⟨

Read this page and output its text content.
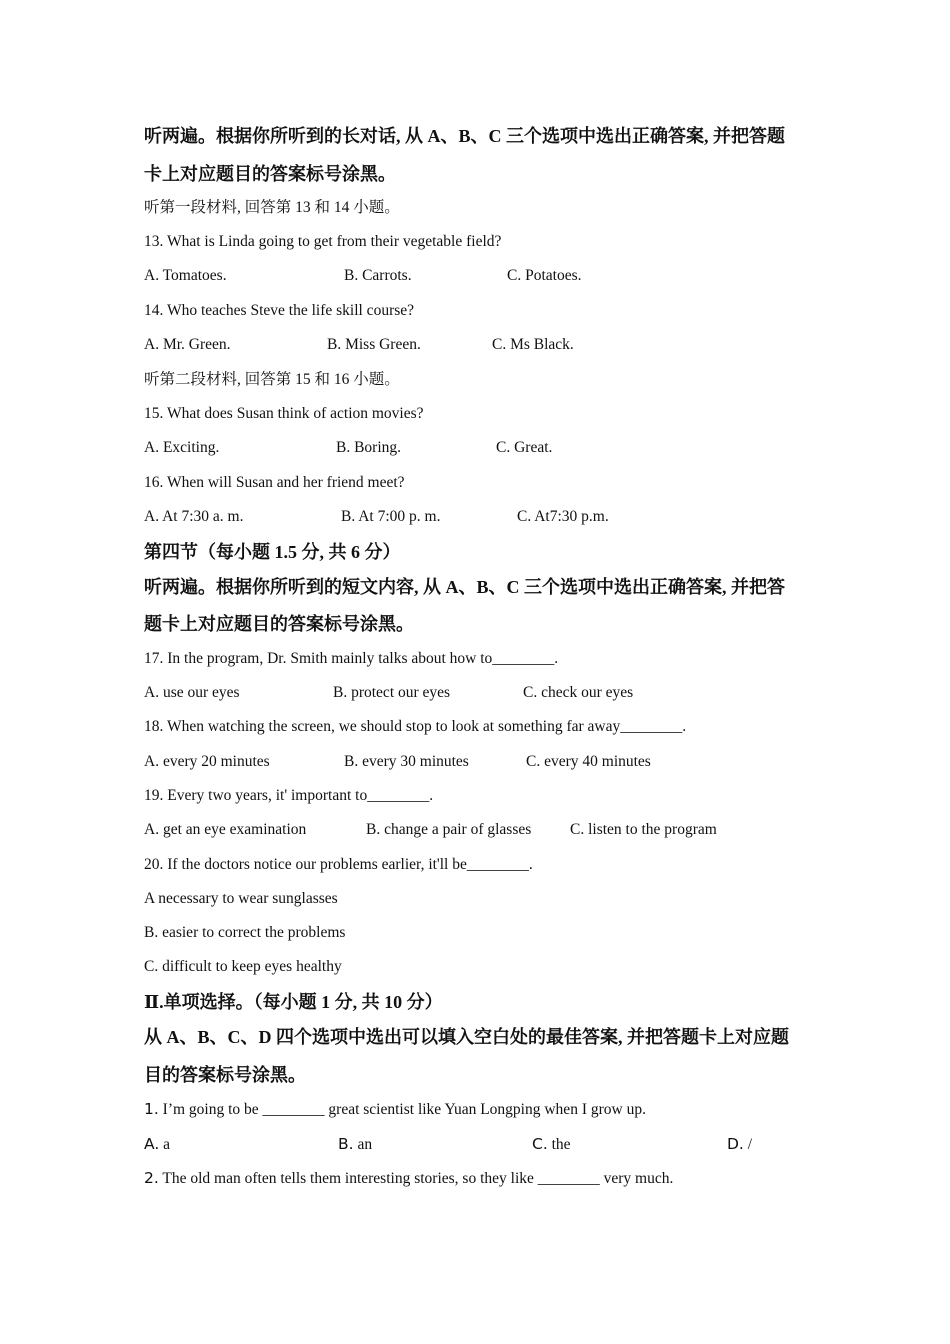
听两遍。根据你所听到的长对话, 从 A、B、C 三个选项中选出正确答案, 并把答题
卡上对应题目的答案标号涂黑。
听第一段材料, 回答第 13 和 14 小题。
13. What is Linda going to get from their vegetable field?
A. Tomatoes.	B. Carrots.	C. Potatoes.
14. Who teaches Steve the life skill course?
A. Mr. Green.	B. Miss Green.	C. Ms Black.
听第二段材料, 回答第 15 和 16 小题。
15. What does Susan think of action movies?
A. Exciting.	B. Boring.	C. Great.
16. When will Susan and her friend meet?
A. At 7:30 a. m.	B. At 7:00 p. m.	C. At7:30 p.m.
第四节（每小题 1.5 分, 共 6 分）
听两遍。根据你所听到的短文内容, 从 A、B、C 三个选项中选出正确答案, 并把答
题卡上对应题目的答案标号涂黑。
17. In the program, Dr. Smith mainly talks about how to________.
A. use our eyes	B. protect our eyes	C. check our eyes
18. When watching the screen, we should stop to look at something far away________.
A. every 20 minutes	B. every 30 minutes	C. every 40 minutes
19. Every two years, it' important to________.
A. get an eye examination	B. change a pair of glasses C. listen to the program
20. If the doctors notice our problems earlier, it'll be________.
A necessary to wear sunglasses
B. easier to correct the problems
C. difficult to keep eyes healthy
Ⅱ.单项选择。（每小题 1 分, 共 10 分）
从 A、B、C、D 四个选项中选出可以填入空白处的最佳答案, 并把答题卡上对应题
目的答案标号涂黑。
1. I’m going to be ________ great scientist like Yuan Longping when I grow up.
A. a	B. an	C. the	D. /
2. The old man often tells them interesting stories, so they like ________ very much.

⟩

**SHORT PROBLEM**
Copy each line of the preceding data that contains the string "三个选项中选出正确答案".

**WRITTEN ANSWER**
听两遍。根据你所听到的长对话, 从 A、B、C 三个选项中选出正确答案, 并把答题
听两遍。根据你所听到的短文内容, 从 A、B、C 三个选项中选出正确答案, 并把答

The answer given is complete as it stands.